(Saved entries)
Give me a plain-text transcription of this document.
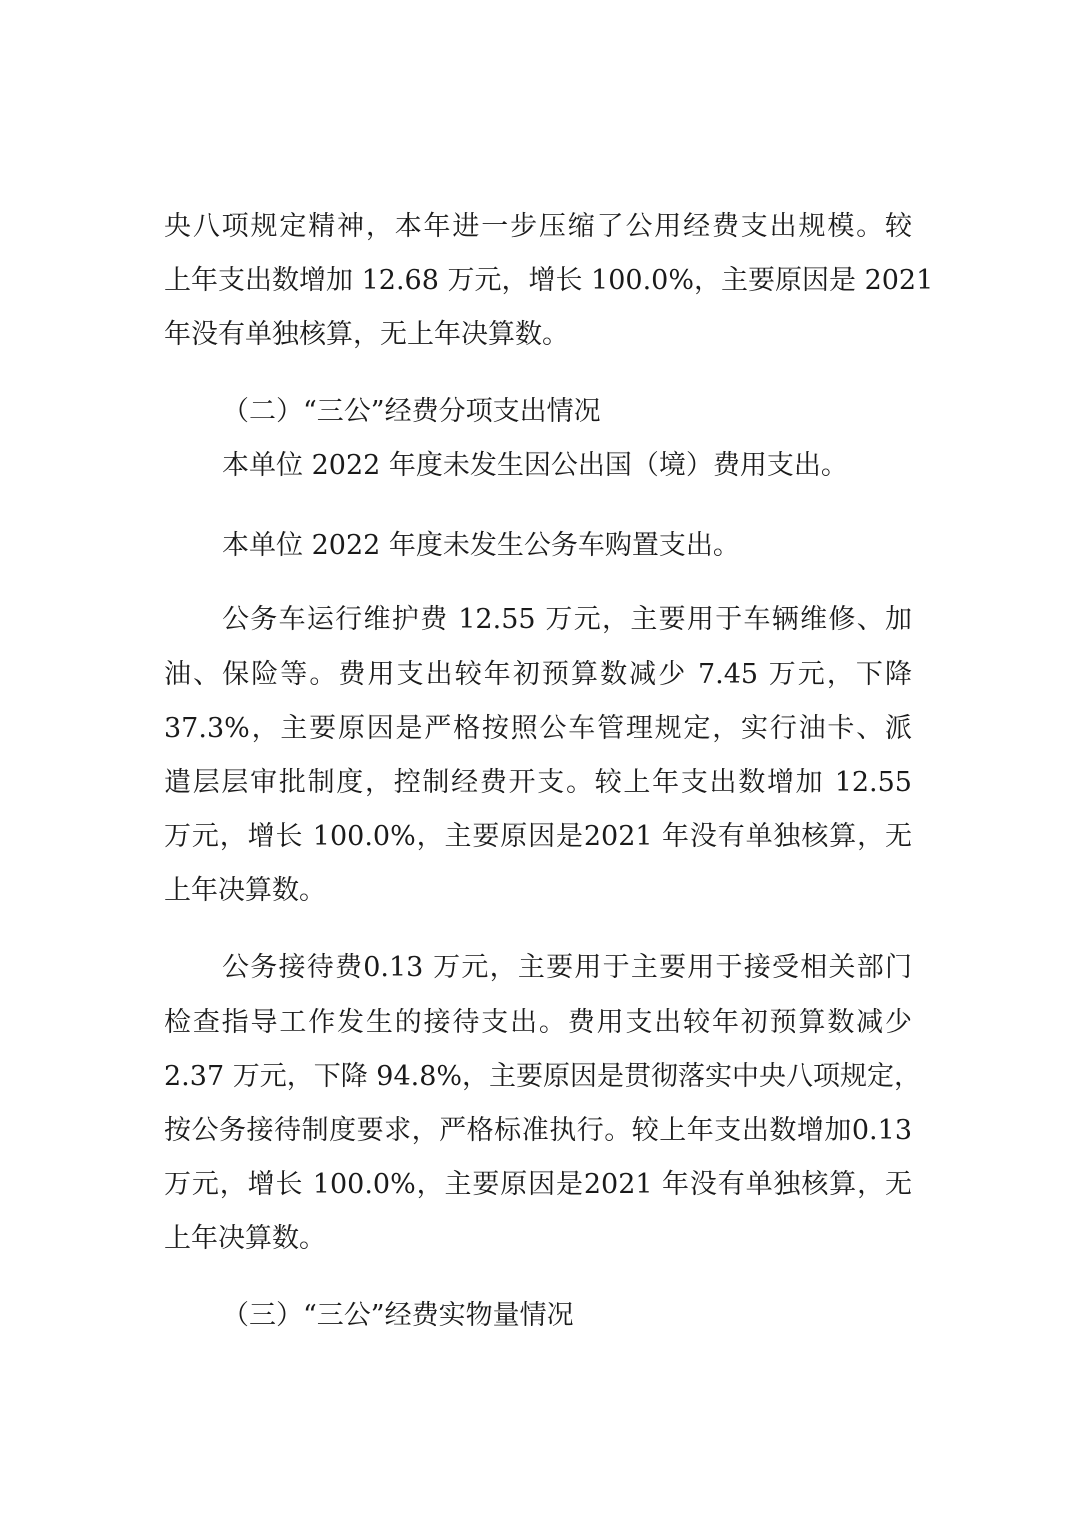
央八项规定精神，本年进一步压缩了公用经费支出规模。较
上年支出数增加 12.68 万元，增长 100.0%，主要原因是 2021
年没有单独核算，无上年决算数。
（二）“三公”经费分项支出情况
本单位 2022 年度未发生因公出国（境）费用支出。
本单位 2022 年度未发生公务车购置支出。
公务车运行维护费 12.55 万元，主要用于车辆维修、加
油、保险等。费用支出较年初预算数减少 7.45 万元，下降
37.3%，主要原因是严格按照公车管理规定，实行油卡、派
遣层层审批制度，控制经费开支。较上年支出数增加 12.55
万元，增长 100.0%，主要原因是2021 年没有单独核算，无
上年决算数。
公务接待费0.13 万元，主要用于主要用于接受相关部门
检查指导工作发生的接待支出。费用支出较年初预算数减少
2.37 万元，下降 94.8%，主要原因是贯彻落实中央八项规定，
按公务接待制度要求，严格标准执行。较上年支出数增加0.13
万元，增长 100.0%，主要原因是2021 年没有单独核算，无
上年决算数。
（三）“三公”经费实物量情况
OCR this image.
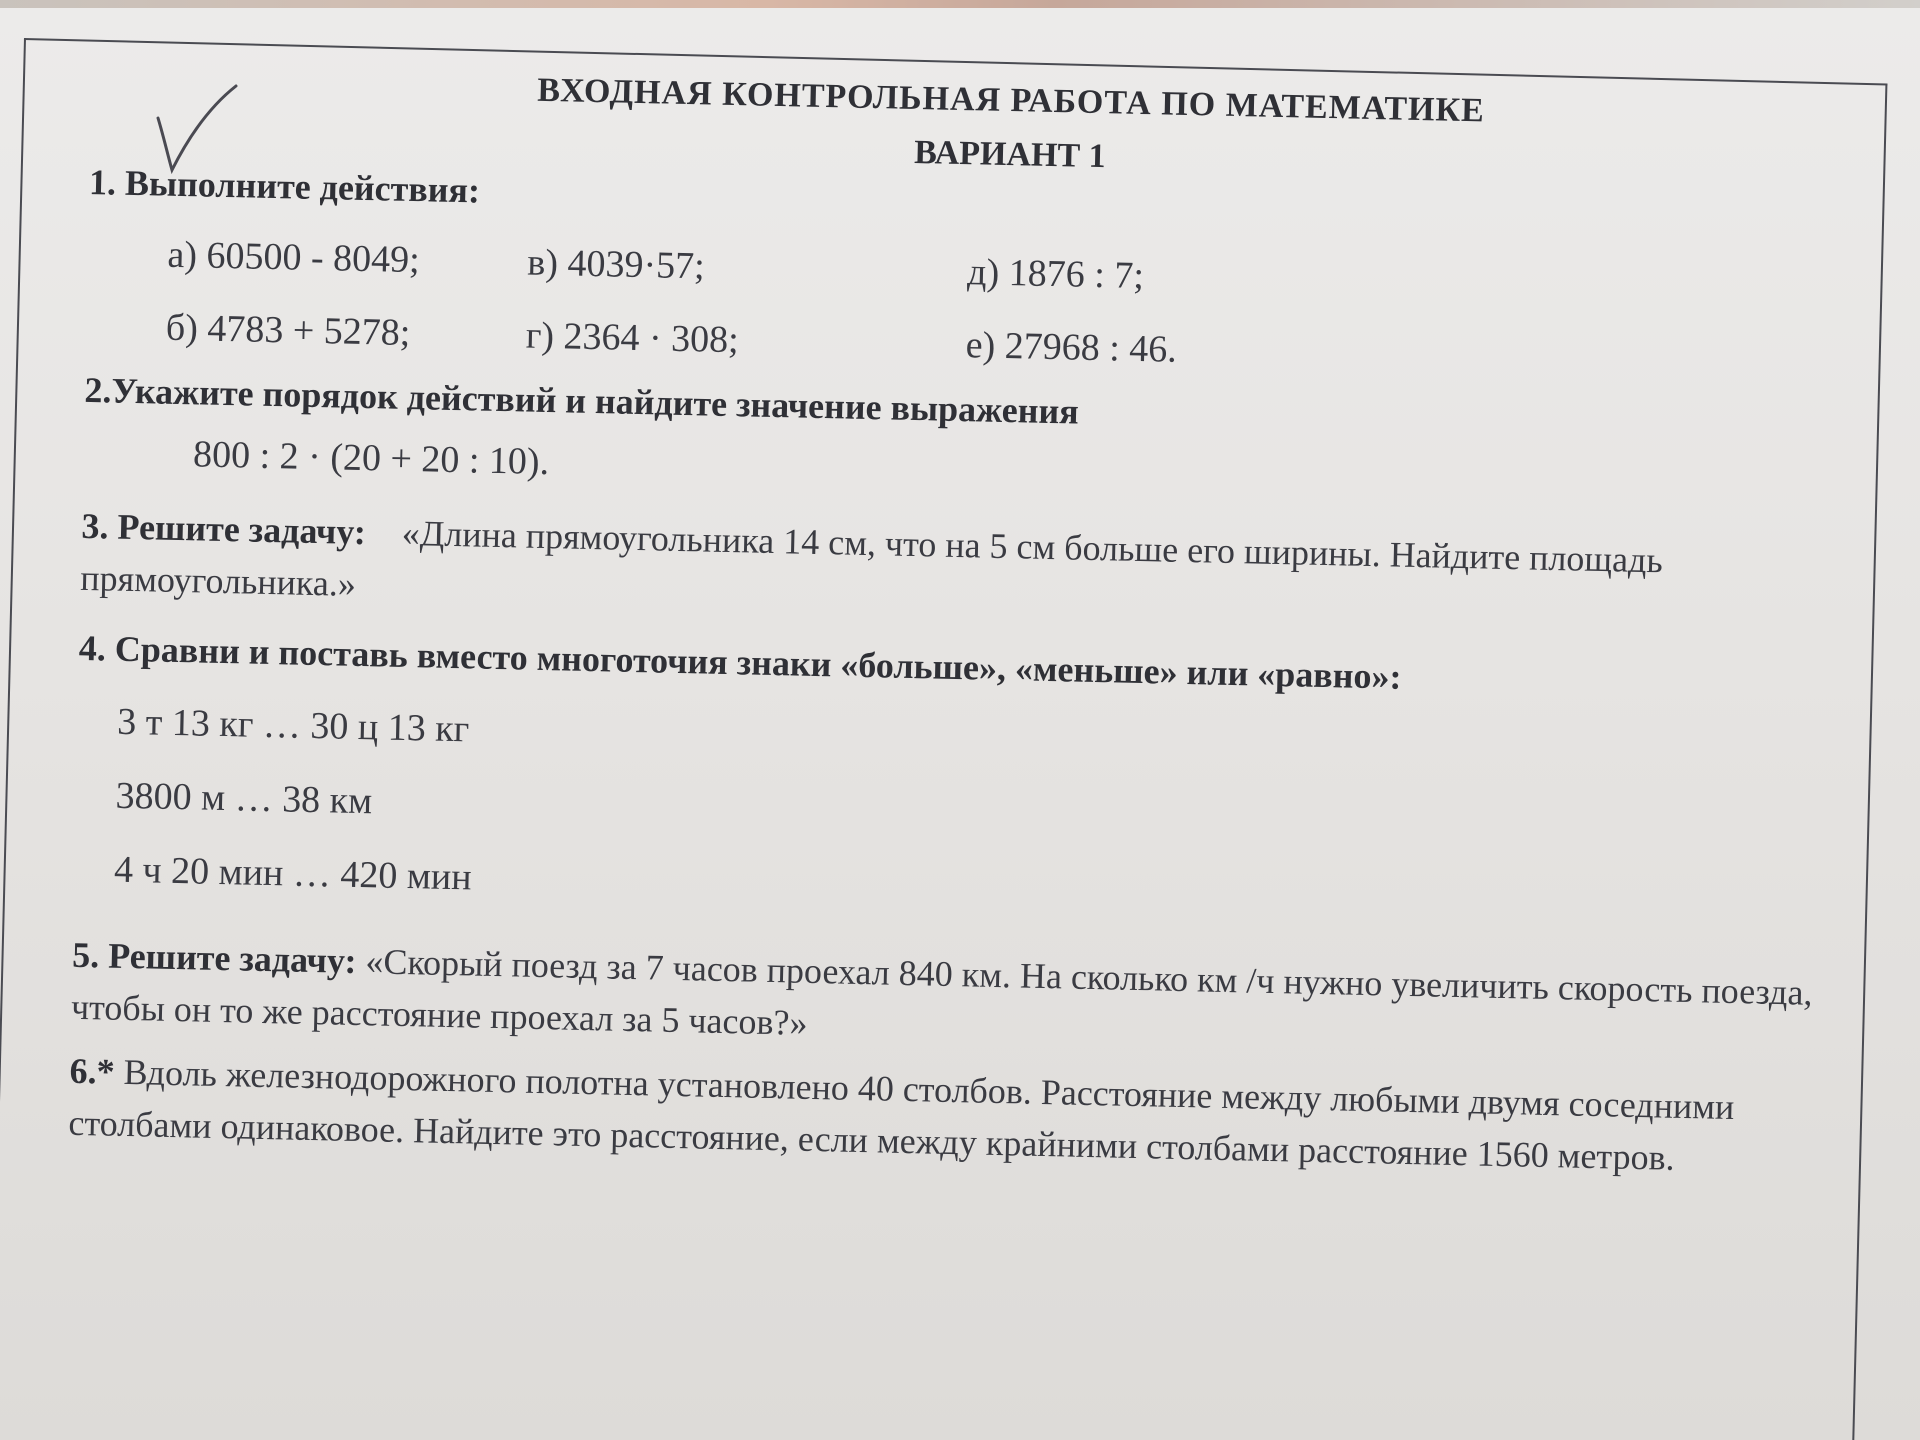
ВХОДНАЯ КОНТРОЛЬНАЯ РАБОТА ПО МАТЕМАТИКЕ
ВАРИАНТ 1
1. Выполните действия:
а) 60500 - 8049;	в) 4039·57;	д) 1876 : 7;
б) 4783 + 5278;	г) 2364 · 308;	е) 27968 : 46.
2.Укажите порядок действий и найдите значение выражения
800 : 2 · (20 + 20 : 10).
3. Решите задачу: «Длина прямоугольника 14 см, что на 5 см больше его ширины. Найдите площадь прямоугольника.»
4. Сравни и поставь вместо многоточия знаки «больше», «меньше» или «равно»:
3 т 13 кг … 30 ц 13 кг
3800 м … 38 км
4 ч 20 мин … 420 мин
5. Решите задачу: «Скорый поезд за 7 часов проехал 840 км. На сколько км /ч нужно увеличить скорость поезда, чтобы он то же расстояние проехал за 5 часов?»
6.* Вдоль железнодорожного полотна установлено 40 столбов. Расстояние между любыми двумя соседними столбами одинаковое. Найдите это расстояние, если между крайними столбами расстояние 1560 метров.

### [Written instruction]
Only what runs from the line containing "OCR this image." through the end of the entries above should be extracted, exactly and without pictures.

### [Solution to the exercise]
OCR this image.
ВХОДНАЯ КОНТРОЛЬНАЯ РАБОТА ПО МАТЕМАТИКЕ
ВАРИАНТ 1
1. Выполните действия:
а) 60500 - 8049;	в) 4039·57;	д) 1876 : 7;
б) 4783 + 5278;	г) 2364 · 308;	е) 27968 : 46.
2.Укажите порядок действий и найдите значение выражения
800 : 2 · (20 + 20 : 10).
3. Решите задачу: «Длина прямоугольника 14 см, что на 5 см больше его ширины. Найдите площадь прямоугольника.»
4. Сравни и поставь вместо многоточия знаки «больше», «меньше» или «равно»:
3 т 13 кг … 30 ц 13 кг
3800 м … 38 км
4 ч 20 мин … 420 мин
5. Решите задачу: «Скорый поезд за 7 часов проехал 840 км. На сколько км /ч нужно увеличить скорость поезда, чтобы он то же расстояние проехал за 5 часов?»
6.* Вдоль железнодорожного полотна установлено 40 столбов. Расстояние между любыми двумя соседними столбами одинаковое. Найдите это расстояние, если между крайними столбами расстояние 1560 метров.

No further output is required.